• _DATA PROVIDED_

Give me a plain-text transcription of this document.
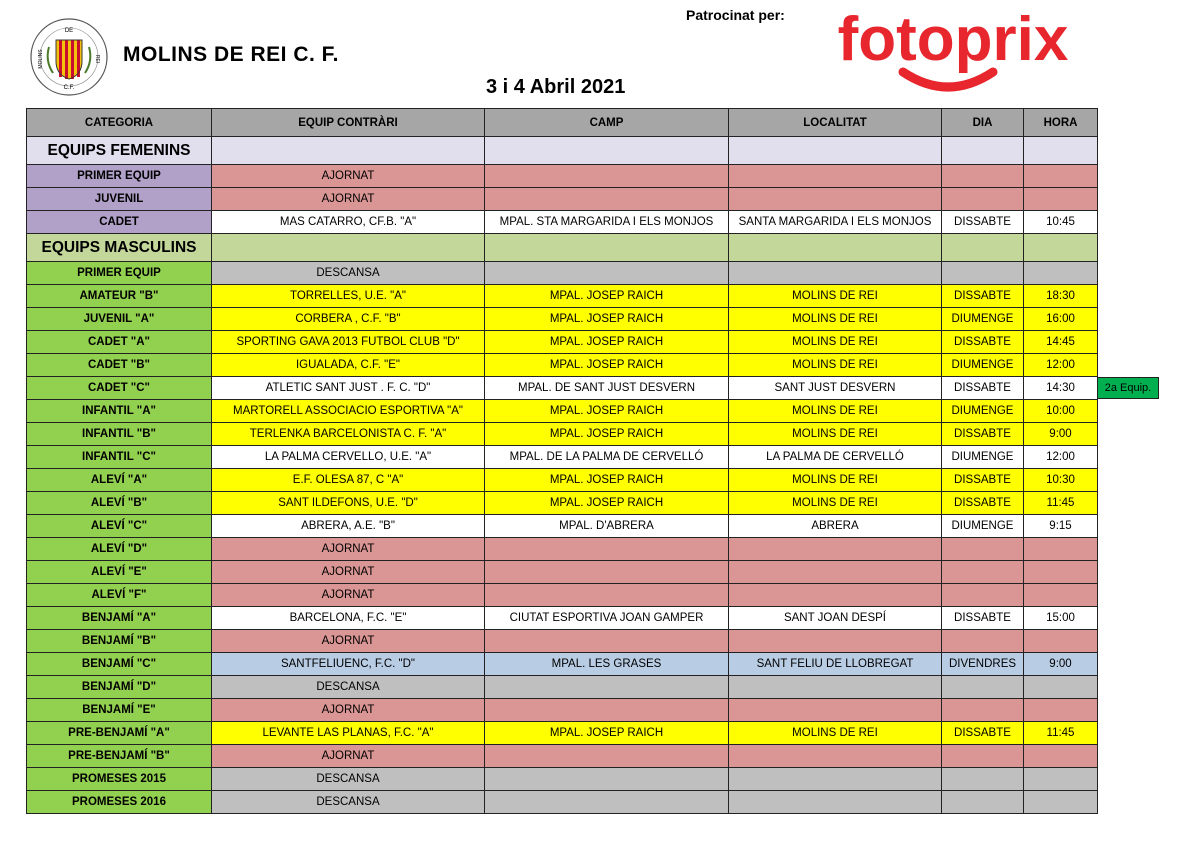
DE
MOLINS	REI
C.F.
MOLINS DE REI C. F.
3 i 4 Abril 2021
Patrocinat per: fotoprix
CATEGORIA	EQUIP CONTRÀRI	CAMP	LOCALITAT	DIA	HORA
EQUIPS FEMENINS					
PRIMER EQUIP	AJORNAT				
JUVENIL	AJORNAT				
CADET	MAS CATARRO, CF.B. "A"	MPAL. STA MARGARIDA I ELS MONJOS	SANTA MARGARIDA I ELS MONJOS	DISSABTE	10:45
EQUIPS MASCULINS					
PRIMER EQUIP	DESCANSA				
AMATEUR "B"	TORRELLES, U.E. "A"	MPAL. JOSEP RAICH	MOLINS DE REI	DISSABTE	18:30
JUVENIL "A"	CORBERA , C.F. "B"	MPAL. JOSEP RAICH	MOLINS DE REI	DIUMENGE	16:00
CADET "A"	SPORTING GAVA 2013 FUTBOL CLUB "D"	MPAL. JOSEP RAICH	MOLINS DE REI	DISSABTE	14:45
CADET "B"	IGUALADA, C.F. "E"	MPAL. JOSEP RAICH	MOLINS DE REI	DIUMENGE	12:00
CADET "C"	ATLETIC SANT JUST . F. C. "D"	MPAL. DE SANT JUST DESVERN	SANT JUST DESVERN	DISSABTE	14:30
INFANTIL "A"	MARTORELL ASSOCIACIO ESPORTIVA "A"	MPAL. JOSEP RAICH	MOLINS DE REI	DIUMENGE	10:00
INFANTIL "B"	TERLENKA BARCELONISTA C. F. "A"	MPAL. JOSEP RAICH	MOLINS DE REI	DISSABTE	9:00
INFANTIL "C"	LA PALMA CERVELLO, U.E. "A"	MPAL. DE LA PALMA DE CERVELLÓ	LA PALMA DE CERVELLÓ	DIUMENGE	12:00
ALEVÍ "A"	E.F. OLESA 87, C "A"	MPAL. JOSEP RAICH	MOLINS DE REI	DISSABTE	10:30
ALEVÍ "B"	SANT ILDEFONS, U.E. "D"	MPAL. JOSEP RAICH	MOLINS DE REI	DISSABTE	11:45
ALEVÍ "C"	ABRERA, A.E. "B"	MPAL. D'ABRERA	ABRERA	DIUMENGE	9:15
ALEVÍ "D"	AJORNAT				
ALEVÍ "E"	AJORNAT				
ALEVÍ "F"	AJORNAT				
BENJAMÍ "A"	BARCELONA, F.C. "E"	CIUTAT ESPORTIVA JOAN GAMPER	SANT JOAN DESPÍ	DISSABTE	15:00
BENJAMÍ "B"	AJORNAT				
BENJAMÍ "C"	SANTFELIUENC, F.C. "D"	MPAL. LES GRASES	SANT FELIU DE LLOBREGAT	DIVENDRES	9:00
BENJAMÍ "D"	DESCANSA				
BENJAMÍ "E"	AJORNAT				
PRE-BENJAMÍ "A"	LEVANTE LAS PLANAS, F.C. "A"	MPAL. JOSEP RAICH	MOLINS DE REI	DISSABTE	11:45
PRE-BENJAMÍ "B"	AJORNAT				
PROMESES 2015	DESCANSA				
PROMESES 2016	DESCANSA				
2a Equip.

• _EXERCISE OBJECTIVE_
Check each line of the records for the word "ALEVÍ", and show the lines that contain it.

• _SOLUTION TO THIS EXERCISE_
ALEVÍ "A"	E.F. OLESA 87, C "A"	MPAL. JOSEP RAICH	MOLINS DE REI	DISSABTE	10:30
ALEVÍ "B"	SANT ILDEFONS, U.E. "D"	MPAL. JOSEP RAICH	MOLINS DE REI	DISSABTE	11:45
ALEVÍ "C"	ABRERA, A.E. "B"	MPAL. D'ABRERA	ABRERA	DIUMENGE	9:15
ALEVÍ "D"	AJORNAT				
ALEVÍ "E"	AJORNAT				
ALEVÍ "F"	AJORNAT				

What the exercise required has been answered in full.